Data shown>
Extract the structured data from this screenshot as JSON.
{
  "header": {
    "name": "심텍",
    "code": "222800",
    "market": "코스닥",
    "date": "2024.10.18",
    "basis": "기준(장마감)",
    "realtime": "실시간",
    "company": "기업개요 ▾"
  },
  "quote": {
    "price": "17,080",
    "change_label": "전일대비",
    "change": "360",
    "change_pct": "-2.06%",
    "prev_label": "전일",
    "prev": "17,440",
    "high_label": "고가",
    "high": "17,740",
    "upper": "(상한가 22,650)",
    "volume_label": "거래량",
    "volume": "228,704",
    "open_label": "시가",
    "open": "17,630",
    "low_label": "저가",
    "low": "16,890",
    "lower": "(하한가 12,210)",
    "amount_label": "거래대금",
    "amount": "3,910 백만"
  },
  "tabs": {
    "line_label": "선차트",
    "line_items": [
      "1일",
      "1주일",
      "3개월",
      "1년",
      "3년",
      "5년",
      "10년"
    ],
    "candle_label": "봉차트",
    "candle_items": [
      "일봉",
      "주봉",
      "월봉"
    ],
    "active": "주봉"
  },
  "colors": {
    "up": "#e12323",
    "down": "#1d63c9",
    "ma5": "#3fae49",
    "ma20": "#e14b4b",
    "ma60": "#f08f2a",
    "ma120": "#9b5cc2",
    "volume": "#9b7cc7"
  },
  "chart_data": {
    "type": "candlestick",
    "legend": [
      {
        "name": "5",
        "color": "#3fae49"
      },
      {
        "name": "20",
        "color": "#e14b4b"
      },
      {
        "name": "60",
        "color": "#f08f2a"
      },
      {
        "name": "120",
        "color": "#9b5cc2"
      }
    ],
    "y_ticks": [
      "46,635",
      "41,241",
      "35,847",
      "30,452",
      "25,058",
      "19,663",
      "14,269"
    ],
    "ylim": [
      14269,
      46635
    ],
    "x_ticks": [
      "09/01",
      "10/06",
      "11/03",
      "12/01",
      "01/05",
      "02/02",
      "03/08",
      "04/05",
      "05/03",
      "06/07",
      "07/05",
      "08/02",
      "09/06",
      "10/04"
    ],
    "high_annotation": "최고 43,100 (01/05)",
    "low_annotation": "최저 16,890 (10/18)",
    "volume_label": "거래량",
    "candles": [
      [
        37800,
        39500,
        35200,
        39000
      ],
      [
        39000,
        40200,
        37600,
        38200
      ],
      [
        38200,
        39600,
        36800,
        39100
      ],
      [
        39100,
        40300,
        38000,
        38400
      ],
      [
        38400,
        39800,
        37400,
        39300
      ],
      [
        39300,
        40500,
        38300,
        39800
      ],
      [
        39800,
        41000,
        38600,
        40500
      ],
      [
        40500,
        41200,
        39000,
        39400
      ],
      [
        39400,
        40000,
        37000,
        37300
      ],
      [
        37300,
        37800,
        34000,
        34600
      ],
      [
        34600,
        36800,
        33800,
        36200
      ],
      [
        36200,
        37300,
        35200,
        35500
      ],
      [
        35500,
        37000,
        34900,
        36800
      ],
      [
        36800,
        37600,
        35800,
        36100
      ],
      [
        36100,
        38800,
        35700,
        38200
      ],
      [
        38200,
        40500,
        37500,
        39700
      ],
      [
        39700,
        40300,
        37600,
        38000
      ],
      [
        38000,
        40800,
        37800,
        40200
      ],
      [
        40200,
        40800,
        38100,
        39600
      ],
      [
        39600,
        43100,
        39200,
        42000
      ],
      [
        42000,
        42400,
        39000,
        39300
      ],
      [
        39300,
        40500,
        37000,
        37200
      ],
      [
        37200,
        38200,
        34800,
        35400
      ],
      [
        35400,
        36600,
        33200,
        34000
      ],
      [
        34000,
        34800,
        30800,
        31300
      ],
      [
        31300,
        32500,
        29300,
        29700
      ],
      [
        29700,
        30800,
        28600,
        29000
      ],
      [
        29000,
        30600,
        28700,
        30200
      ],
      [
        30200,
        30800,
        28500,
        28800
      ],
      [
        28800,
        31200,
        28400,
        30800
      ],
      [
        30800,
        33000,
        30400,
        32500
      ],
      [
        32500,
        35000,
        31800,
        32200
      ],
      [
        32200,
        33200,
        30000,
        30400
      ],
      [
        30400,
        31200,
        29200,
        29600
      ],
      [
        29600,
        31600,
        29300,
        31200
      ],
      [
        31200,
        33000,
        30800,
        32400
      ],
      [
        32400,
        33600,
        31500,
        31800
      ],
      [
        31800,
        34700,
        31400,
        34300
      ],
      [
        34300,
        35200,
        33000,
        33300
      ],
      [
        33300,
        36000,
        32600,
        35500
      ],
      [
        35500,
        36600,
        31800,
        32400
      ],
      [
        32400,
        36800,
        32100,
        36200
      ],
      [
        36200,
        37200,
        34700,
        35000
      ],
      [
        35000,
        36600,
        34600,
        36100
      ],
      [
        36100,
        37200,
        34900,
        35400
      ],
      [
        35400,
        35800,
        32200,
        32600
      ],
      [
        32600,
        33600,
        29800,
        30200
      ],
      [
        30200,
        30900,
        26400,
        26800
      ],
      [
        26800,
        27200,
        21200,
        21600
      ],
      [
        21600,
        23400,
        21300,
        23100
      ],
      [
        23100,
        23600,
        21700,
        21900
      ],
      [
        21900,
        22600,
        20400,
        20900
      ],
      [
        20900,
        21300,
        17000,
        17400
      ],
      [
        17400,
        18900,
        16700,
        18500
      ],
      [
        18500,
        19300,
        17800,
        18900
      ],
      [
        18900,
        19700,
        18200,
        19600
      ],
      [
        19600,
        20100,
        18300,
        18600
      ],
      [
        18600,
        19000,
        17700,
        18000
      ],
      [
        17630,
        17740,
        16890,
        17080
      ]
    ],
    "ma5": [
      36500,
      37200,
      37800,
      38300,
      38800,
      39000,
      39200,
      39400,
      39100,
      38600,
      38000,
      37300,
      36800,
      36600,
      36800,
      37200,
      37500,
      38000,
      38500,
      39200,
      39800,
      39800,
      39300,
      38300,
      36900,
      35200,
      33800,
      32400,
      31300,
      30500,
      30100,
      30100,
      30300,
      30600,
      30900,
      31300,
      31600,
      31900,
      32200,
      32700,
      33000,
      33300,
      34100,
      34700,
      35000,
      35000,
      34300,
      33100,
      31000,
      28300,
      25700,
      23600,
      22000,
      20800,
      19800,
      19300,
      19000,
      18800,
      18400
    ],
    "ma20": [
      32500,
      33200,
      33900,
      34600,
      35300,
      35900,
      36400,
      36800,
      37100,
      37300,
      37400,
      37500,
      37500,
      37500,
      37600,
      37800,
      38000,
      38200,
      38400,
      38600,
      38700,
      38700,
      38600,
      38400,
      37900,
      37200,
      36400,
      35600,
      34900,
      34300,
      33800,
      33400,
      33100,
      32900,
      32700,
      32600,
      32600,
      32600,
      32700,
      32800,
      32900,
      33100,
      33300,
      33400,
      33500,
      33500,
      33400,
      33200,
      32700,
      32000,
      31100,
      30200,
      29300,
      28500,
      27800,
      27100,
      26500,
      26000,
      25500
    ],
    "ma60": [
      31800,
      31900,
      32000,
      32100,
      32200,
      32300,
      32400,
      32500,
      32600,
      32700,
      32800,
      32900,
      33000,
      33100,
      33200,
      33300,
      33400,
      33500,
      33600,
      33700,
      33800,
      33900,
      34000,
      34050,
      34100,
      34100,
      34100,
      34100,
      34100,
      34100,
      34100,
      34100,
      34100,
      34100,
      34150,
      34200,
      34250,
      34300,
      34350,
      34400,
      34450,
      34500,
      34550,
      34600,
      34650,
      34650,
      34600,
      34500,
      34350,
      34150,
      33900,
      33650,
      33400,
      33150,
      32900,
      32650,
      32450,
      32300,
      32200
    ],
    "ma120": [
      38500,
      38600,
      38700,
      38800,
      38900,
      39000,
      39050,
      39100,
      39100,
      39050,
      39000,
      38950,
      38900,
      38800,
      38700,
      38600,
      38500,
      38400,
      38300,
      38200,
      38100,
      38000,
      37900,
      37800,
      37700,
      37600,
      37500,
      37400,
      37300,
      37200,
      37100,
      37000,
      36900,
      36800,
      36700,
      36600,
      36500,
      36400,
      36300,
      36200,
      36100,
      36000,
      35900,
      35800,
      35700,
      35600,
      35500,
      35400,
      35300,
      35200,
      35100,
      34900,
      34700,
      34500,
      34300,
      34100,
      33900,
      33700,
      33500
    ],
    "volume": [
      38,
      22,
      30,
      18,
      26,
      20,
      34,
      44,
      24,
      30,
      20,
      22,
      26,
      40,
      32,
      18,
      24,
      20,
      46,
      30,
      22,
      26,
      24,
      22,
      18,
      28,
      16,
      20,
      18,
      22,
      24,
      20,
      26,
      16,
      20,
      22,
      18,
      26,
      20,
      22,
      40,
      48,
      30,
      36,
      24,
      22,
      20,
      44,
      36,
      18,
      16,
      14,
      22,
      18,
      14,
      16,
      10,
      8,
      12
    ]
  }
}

Written problem>
Which lines include the word "name"? Copy every one of them.

Problem solution>
    "name": "심텍",
        "name": "5",
        "name": "20",
        "name": "60",
        "name": "120",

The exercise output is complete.